Instruction
Transcribe the records in full, keeping every character as it is.

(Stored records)
──────────

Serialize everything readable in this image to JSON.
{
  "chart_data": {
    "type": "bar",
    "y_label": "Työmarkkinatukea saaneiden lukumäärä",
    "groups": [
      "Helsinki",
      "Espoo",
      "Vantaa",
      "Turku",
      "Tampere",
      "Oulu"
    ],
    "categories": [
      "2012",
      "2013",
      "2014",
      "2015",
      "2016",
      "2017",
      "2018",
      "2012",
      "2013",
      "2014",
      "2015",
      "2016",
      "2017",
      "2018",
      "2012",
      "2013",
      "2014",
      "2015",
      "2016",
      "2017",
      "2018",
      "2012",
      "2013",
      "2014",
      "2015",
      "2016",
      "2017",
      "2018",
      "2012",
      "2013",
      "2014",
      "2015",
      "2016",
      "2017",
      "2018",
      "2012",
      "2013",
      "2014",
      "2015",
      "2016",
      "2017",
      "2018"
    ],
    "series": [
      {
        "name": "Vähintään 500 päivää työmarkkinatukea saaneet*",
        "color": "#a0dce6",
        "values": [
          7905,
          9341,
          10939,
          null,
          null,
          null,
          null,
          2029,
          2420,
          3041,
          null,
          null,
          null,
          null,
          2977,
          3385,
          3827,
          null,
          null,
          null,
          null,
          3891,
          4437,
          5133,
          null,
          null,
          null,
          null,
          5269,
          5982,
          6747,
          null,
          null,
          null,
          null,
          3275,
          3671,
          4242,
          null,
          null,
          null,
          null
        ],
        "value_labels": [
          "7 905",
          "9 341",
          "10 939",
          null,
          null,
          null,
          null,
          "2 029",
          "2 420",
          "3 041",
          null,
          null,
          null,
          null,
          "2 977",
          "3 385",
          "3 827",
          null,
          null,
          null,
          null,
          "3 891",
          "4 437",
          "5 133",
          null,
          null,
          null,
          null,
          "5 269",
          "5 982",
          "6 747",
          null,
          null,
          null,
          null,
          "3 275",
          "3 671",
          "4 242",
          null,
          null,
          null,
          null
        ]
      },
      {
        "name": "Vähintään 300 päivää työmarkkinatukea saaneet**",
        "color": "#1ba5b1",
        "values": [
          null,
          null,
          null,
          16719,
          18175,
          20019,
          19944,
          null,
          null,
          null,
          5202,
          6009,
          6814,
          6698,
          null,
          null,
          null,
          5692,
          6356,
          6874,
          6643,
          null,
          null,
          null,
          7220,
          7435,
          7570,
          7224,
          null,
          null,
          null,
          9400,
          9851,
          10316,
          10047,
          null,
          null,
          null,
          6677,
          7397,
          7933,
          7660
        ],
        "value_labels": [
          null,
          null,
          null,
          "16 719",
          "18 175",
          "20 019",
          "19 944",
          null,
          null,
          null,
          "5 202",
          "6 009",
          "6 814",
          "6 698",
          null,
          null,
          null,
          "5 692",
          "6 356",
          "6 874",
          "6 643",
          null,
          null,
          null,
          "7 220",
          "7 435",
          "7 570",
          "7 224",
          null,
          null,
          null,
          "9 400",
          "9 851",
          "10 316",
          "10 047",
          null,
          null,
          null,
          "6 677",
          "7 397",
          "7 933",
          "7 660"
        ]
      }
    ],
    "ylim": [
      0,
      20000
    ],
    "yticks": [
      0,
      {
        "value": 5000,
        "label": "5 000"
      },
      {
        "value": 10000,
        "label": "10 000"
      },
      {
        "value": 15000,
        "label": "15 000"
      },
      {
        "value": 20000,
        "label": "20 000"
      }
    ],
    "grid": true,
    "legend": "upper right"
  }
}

──────────

Complete output
Serialize everything readable in this image to JSON.
{
  "chart_data": {
    "type": "bar",
    "y_label": "Työmarkkinatukea saaneiden lukumäärä",
    "groups": [
      "Helsinki",
      "Espoo",
      "Vantaa",
      "Turku",
      "Tampere",
      "Oulu"
    ],
    "categories": [
      "2012",
      "2013",
      "2014",
      "2015",
      "2016",
      "2017",
      "2018",
      "2012",
      "2013",
      "2014",
      "2015",
      "2016",
      "2017",
      "2018",
      "2012",
      "2013",
      "2014",
      "2015",
      "2016",
      "2017",
      "2018",
      "2012",
      "2013",
      "2014",
      "2015",
      "2016",
      "2017",
      "2018",
      "2012",
      "2013",
      "2014",
      "2015",
      "2016",
      "2017",
      "2018",
      "2012",
      "2013",
      "2014",
      "2015",
      "2016",
      "2017",
      "2018"
    ],
    "series": [
      {
        "name": "Vähintään 500 päivää työmarkkinatukea saaneet*",
        "color": "#a0dce6",
        "values": [
          7905,
          9341,
          10939,
          null,
          null,
          null,
          null,
          2029,
          2420,
          3041,
          null,
          null,
          null,
          null,
          2977,
          3385,
          3827,
          null,
          null,
          null,
          null,
          3891,
          4437,
          5133,
          null,
          null,
          null,
          null,
          5269,
          5982,
          6747,
          null,
          null,
          null,
          null,
          3275,
          3671,
          4242,
          null,
          null,
          null,
          null
        ],
        "value_labels": [
          "7 905",
          "9 341",
          "10 939",
          null,
          null,
          null,
          null,
          "2 029",
          "2 420",
          "3 041",
          null,
          null,
          null,
          null,
          "2 977",
          "3 385",
          "3 827",
          null,
          null,
          null,
          null,
          "3 891",
          "4 437",
          "5 133",
          null,
          null,
          null,
          null,
          "5 269",
          "5 982",
          "6 747",
          null,
          null,
          null,
          null,
          "3 275",
          "3 671",
          "4 242",
          null,
          null,
          null,
          null
        ]
      },
      {
        "name": "Vähintään 300 päivää työmarkkinatukea saaneet**",
        "color": "#1ba5b1",
        "values": [
          null,
          null,
          null,
          16719,
          18175,
          20019,
          19944,
          null,
          null,
          null,
          5202,
          6009,
          6814,
          6698,
          null,
          null,
          null,
          5692,
          6356,
          6874,
          6643,
          null,
          null,
          null,
          7220,
          7435,
          7570,
          7224,
          null,
          null,
          null,
          9400,
          9851,
          10316,
          10047,
          null,
          null,
          null,
          6677,
          7397,
          7933,
          7660
        ],
        "value_labels": [
          null,
          null,
          null,
          "16 719",
          "18 175",
          "20 019",
          "19 944",
          null,
          null,
          null,
          "5 202",
          "6 009",
          "6 814",
          "6 698",
          null,
          null,
          null,
          "5 692",
          "6 356",
          "6 874",
          "6 643",
          null,
          null,
          null,
          "7 220",
          "7 435",
          "7 570",
          "7 224",
          null,
          null,
          null,
          "9 400",
          "9 851",
          "10 316",
          "10 047",
          null,
          null,
          null,
          "6 677",
          "7 397",
          "7 933",
          "7 660"
        ]
      }
    ],
    "ylim": [
      0,
      20000
    ],
    "yticks": [
      0,
      {
        "value": 5000,
        "label": "5 000"
      },
      {
        "value": 10000,
        "label": "10 000"
      },
      {
        "value": 15000,
        "label": "15 000"
      },
      {
        "value": 20000,
        "label": "20 000"
      }
    ],
    "grid": true,
    "legend": "upper right"
  }
}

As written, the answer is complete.